• Given instruction:
Narrow the data below down to the lines containing "want".

* BEGIN *

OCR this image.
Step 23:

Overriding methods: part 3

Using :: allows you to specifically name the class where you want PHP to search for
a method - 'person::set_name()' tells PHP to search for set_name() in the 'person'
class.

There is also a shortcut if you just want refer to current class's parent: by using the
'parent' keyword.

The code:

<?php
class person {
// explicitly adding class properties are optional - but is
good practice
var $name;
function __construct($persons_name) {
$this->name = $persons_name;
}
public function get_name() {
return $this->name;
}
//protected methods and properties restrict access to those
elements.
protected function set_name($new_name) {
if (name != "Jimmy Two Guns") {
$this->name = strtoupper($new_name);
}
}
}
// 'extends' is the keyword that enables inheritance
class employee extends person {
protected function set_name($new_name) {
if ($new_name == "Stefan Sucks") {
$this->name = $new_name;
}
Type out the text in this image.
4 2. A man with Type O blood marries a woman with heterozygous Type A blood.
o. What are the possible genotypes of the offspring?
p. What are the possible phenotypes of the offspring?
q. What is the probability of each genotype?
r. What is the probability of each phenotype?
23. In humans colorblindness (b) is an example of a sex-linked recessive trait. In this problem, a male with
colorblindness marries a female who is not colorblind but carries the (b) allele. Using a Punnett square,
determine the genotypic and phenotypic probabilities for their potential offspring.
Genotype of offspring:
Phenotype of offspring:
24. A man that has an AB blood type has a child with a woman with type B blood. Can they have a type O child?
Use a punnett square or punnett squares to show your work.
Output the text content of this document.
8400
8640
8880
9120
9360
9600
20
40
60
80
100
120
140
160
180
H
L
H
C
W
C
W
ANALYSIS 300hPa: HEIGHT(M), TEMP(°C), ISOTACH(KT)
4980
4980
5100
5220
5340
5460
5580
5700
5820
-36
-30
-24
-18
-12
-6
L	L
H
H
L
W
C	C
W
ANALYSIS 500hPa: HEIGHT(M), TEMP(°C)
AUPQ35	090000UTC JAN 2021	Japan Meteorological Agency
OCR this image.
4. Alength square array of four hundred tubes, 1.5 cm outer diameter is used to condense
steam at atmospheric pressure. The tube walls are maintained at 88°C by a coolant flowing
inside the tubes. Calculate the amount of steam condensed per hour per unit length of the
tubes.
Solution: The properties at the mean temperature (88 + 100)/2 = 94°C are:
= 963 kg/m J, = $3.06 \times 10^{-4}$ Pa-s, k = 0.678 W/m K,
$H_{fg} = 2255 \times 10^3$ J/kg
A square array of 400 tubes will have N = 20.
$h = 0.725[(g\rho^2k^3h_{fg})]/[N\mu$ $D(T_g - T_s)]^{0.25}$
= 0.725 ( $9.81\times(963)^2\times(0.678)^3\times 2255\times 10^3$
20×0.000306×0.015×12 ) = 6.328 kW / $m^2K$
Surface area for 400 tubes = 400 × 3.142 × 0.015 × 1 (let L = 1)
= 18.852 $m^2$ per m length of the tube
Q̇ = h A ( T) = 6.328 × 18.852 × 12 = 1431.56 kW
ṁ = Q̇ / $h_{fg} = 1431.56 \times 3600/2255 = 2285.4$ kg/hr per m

* END *

• Exercise answer:
Using :: allows you to specifically name the class where you want PHP to search for
There is also a shortcut if you just want refer to current class's parent: by using the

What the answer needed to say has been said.